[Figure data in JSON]
━━━━━━━━━━━━━━━━
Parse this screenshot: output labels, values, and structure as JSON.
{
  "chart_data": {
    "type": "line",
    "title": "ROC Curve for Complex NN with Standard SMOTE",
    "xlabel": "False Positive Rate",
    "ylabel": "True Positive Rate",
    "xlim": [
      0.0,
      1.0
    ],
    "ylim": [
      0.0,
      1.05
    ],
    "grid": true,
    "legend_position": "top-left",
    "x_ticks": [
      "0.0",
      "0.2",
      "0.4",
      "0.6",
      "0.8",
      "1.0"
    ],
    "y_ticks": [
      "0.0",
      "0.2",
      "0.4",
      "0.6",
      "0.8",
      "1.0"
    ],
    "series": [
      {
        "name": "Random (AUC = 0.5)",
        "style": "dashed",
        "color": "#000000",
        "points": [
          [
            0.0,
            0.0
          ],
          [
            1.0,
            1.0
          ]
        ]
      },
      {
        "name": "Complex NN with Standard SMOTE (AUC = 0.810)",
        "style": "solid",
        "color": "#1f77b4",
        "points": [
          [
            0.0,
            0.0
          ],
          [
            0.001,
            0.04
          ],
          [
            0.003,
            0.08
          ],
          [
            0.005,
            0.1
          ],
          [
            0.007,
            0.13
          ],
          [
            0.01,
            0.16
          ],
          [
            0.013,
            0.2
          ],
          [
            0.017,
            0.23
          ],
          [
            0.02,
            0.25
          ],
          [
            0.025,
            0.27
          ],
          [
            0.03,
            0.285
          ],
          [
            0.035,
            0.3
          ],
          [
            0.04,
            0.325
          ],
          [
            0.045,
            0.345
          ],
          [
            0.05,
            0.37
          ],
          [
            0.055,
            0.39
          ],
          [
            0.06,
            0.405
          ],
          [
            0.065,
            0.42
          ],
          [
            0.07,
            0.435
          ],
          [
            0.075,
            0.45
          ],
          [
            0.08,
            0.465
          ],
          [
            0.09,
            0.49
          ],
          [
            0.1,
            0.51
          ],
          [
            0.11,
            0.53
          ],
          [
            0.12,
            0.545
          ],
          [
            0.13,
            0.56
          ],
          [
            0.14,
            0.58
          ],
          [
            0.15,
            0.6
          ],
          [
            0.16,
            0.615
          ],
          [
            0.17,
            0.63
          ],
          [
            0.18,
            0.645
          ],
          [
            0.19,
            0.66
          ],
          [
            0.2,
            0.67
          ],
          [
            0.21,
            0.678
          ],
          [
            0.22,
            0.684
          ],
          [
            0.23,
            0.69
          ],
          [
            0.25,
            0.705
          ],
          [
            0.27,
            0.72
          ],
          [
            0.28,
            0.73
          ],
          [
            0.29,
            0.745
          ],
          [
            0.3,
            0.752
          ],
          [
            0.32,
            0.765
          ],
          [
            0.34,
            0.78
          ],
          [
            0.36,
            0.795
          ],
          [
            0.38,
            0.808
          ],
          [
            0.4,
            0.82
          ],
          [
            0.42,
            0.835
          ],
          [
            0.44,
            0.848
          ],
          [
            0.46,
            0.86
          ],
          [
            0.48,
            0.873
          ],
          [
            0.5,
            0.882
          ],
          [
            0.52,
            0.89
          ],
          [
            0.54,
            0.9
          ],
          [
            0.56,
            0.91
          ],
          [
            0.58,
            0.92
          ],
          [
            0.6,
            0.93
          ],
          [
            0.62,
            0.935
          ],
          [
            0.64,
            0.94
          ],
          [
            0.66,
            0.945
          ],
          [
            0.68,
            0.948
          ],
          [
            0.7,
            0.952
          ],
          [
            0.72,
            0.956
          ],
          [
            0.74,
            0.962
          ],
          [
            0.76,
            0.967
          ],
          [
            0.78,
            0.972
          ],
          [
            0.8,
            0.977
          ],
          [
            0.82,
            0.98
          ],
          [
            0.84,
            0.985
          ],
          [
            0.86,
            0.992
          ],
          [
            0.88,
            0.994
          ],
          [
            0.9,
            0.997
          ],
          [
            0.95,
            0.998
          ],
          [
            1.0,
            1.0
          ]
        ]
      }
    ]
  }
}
━━━━━━━━━━━━━━━━
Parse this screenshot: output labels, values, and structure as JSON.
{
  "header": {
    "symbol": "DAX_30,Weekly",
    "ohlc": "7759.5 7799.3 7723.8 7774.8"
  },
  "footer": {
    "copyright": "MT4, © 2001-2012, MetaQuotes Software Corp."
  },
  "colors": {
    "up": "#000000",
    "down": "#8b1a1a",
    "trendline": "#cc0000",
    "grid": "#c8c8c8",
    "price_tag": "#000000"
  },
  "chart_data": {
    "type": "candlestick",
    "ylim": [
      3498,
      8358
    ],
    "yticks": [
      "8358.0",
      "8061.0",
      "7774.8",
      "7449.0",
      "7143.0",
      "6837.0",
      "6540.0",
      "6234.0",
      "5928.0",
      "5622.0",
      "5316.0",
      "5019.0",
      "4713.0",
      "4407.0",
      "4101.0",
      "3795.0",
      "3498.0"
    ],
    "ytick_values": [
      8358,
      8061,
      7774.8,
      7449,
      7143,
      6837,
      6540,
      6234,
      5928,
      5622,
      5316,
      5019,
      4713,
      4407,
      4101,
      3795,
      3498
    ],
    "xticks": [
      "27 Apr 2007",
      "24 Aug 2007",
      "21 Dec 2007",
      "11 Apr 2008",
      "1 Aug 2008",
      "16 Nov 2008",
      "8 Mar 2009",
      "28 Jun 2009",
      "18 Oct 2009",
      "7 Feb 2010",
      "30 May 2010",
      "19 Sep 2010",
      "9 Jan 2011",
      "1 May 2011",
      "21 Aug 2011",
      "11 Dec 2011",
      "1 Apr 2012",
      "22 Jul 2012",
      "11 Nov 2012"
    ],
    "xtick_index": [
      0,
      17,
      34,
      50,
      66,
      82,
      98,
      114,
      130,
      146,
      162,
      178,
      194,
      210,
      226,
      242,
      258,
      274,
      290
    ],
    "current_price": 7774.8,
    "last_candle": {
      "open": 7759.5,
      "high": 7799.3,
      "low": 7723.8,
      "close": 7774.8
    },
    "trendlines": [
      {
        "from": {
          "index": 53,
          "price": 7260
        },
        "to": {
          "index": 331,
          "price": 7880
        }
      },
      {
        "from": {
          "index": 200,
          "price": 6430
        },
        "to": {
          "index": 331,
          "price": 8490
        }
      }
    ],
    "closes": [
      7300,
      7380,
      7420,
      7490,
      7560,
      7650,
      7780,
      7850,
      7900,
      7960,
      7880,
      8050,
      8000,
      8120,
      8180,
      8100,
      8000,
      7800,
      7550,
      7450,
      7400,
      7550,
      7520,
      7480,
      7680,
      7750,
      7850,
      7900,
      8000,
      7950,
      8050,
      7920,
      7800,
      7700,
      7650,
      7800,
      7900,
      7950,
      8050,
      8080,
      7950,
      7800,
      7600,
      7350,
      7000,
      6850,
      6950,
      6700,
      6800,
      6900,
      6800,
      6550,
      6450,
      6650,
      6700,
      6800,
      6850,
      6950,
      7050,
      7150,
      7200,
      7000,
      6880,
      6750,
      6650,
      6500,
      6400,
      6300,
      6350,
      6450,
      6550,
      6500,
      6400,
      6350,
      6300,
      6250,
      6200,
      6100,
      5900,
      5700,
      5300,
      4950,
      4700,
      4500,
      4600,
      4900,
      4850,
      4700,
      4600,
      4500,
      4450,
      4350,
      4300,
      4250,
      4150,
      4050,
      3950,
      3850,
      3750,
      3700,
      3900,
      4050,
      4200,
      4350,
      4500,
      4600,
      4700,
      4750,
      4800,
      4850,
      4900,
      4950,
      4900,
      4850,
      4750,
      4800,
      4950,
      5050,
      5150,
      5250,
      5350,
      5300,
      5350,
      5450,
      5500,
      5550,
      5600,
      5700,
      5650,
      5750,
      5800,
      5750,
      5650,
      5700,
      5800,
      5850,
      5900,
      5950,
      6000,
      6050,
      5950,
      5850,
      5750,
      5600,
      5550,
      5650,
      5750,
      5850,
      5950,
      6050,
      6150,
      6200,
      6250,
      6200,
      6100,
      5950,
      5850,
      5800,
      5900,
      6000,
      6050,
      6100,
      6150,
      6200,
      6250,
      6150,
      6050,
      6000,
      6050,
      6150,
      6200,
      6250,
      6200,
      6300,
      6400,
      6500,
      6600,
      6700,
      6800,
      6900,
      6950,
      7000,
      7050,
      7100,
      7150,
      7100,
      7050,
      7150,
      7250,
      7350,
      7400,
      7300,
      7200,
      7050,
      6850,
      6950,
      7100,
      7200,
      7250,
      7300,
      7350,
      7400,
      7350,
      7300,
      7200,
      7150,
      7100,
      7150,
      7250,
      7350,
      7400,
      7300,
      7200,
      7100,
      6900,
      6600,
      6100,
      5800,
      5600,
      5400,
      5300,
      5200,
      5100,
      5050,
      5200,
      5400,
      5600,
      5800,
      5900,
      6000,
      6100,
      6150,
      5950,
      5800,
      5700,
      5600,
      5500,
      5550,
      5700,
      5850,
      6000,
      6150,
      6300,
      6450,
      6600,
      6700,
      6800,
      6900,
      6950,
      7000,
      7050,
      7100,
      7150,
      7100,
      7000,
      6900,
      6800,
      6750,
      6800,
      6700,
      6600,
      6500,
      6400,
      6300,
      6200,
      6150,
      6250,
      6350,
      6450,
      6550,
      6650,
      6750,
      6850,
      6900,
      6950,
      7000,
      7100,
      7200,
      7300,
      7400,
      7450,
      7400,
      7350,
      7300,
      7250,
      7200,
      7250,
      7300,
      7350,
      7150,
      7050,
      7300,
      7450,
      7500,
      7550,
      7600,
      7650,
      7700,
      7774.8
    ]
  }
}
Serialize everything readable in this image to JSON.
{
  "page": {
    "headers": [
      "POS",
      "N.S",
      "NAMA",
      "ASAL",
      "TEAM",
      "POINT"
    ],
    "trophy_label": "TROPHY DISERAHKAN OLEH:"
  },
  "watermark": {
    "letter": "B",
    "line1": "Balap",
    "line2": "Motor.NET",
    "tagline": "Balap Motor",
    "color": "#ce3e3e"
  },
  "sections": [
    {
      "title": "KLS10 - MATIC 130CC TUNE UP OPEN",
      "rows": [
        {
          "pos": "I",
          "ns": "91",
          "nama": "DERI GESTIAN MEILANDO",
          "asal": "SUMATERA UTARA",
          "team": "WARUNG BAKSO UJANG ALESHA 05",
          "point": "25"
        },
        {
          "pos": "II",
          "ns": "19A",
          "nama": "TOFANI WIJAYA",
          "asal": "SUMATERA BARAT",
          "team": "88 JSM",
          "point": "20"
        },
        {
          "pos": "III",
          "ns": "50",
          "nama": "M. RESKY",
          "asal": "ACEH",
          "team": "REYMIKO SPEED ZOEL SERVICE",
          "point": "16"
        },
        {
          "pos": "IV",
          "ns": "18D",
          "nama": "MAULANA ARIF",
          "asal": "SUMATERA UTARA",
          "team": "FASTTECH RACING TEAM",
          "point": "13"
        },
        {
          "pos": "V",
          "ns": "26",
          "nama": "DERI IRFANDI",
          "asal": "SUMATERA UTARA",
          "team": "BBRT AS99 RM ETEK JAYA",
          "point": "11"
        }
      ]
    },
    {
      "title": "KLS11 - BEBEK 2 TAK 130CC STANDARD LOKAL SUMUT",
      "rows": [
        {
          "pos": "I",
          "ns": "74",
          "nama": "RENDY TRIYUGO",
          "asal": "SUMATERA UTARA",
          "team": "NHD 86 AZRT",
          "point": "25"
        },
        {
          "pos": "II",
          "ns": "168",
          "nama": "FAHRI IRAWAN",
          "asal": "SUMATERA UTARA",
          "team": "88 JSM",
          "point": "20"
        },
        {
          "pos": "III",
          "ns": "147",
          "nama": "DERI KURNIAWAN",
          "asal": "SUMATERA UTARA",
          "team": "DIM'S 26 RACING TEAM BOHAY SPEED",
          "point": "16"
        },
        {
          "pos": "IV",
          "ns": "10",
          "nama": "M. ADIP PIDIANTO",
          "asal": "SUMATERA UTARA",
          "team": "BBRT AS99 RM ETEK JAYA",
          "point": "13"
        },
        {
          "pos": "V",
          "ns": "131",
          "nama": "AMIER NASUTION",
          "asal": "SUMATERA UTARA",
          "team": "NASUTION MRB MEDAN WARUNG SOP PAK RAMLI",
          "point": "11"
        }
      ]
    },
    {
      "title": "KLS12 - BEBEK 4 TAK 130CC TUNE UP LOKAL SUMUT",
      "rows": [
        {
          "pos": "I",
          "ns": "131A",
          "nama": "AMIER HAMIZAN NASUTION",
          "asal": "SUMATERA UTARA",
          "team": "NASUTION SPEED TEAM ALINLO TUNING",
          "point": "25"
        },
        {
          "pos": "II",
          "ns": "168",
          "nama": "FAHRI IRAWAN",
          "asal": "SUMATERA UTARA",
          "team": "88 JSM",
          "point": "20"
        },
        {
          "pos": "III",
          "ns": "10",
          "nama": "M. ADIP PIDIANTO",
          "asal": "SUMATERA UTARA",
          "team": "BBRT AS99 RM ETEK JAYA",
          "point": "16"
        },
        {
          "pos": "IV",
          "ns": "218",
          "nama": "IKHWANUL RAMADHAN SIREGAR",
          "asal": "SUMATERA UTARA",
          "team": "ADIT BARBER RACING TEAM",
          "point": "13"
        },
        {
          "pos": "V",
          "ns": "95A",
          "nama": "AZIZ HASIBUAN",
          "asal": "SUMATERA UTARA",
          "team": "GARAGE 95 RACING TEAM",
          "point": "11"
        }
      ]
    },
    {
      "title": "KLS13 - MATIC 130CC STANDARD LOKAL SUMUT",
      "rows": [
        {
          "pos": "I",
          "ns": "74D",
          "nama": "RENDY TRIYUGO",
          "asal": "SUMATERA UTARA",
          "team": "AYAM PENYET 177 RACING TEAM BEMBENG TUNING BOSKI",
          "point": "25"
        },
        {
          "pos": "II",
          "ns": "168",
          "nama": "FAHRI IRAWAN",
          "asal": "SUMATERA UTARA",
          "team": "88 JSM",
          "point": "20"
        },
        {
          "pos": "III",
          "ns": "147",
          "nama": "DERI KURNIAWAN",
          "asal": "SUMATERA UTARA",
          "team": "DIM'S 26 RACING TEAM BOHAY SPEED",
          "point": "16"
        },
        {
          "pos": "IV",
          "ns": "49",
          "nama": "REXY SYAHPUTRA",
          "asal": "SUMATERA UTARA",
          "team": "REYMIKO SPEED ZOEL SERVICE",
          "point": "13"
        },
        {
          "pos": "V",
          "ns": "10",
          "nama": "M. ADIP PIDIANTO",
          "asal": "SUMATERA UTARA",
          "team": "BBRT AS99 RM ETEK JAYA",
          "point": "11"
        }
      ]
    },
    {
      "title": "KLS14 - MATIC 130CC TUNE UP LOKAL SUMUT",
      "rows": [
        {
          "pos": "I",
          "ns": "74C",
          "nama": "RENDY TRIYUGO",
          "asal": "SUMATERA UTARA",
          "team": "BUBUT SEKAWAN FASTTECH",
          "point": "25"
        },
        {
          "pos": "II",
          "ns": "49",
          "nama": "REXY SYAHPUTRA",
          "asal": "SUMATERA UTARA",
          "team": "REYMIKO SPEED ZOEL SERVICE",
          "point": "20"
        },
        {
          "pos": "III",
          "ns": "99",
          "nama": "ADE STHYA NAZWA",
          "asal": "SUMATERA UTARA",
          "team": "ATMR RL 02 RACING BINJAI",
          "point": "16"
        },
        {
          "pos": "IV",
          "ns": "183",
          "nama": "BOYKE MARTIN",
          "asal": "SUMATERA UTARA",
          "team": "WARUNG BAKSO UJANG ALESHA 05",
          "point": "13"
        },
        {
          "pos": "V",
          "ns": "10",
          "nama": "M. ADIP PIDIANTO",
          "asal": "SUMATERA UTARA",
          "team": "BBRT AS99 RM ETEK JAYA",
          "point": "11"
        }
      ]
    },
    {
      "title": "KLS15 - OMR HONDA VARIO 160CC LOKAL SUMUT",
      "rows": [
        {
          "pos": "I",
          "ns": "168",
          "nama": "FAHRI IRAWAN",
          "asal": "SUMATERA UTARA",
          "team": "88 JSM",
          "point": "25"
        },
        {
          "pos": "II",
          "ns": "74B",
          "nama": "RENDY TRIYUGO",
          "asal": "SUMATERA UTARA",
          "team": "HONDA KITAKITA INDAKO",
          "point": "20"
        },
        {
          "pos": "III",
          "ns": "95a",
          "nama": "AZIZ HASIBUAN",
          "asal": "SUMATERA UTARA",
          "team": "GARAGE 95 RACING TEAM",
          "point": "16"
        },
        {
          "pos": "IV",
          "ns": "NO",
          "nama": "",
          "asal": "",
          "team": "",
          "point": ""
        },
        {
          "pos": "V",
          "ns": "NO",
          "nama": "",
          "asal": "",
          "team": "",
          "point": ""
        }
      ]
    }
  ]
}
━━━━━━━━━━━━━━━━
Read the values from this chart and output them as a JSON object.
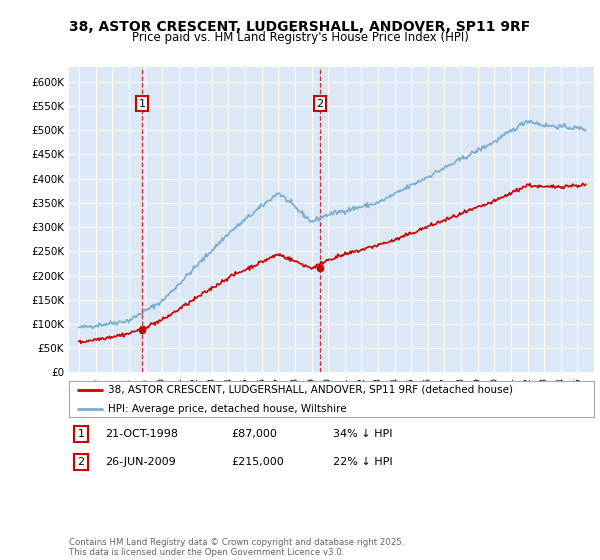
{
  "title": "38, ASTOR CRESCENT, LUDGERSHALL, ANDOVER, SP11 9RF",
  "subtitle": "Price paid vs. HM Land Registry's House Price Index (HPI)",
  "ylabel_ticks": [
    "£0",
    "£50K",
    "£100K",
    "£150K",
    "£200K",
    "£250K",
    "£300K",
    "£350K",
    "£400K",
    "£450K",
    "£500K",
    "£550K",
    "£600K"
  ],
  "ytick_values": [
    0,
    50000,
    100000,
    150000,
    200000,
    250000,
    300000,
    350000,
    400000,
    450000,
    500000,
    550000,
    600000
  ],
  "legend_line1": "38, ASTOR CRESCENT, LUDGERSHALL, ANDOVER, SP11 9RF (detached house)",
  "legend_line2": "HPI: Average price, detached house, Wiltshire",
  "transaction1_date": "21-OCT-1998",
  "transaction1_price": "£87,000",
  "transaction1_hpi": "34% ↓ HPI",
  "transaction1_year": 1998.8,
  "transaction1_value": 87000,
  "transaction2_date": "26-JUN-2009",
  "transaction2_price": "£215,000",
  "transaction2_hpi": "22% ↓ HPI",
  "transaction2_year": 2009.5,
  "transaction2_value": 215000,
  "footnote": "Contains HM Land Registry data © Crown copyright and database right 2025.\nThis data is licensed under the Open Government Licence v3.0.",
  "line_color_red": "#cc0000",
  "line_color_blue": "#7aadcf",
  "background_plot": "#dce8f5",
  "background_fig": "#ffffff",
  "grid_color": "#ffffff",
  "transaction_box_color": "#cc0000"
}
━━━━━━━━━━━━━━━━
# WORK TO BE COMPLETED
Take every line containing the word "SMOTE" and copy it.

# EXERCISE RESULT
    "title": "ROC Curve for Complex NN with Standard SMOTE",
        "name": "Complex NN with Standard SMOTE (AUC = 0.810)",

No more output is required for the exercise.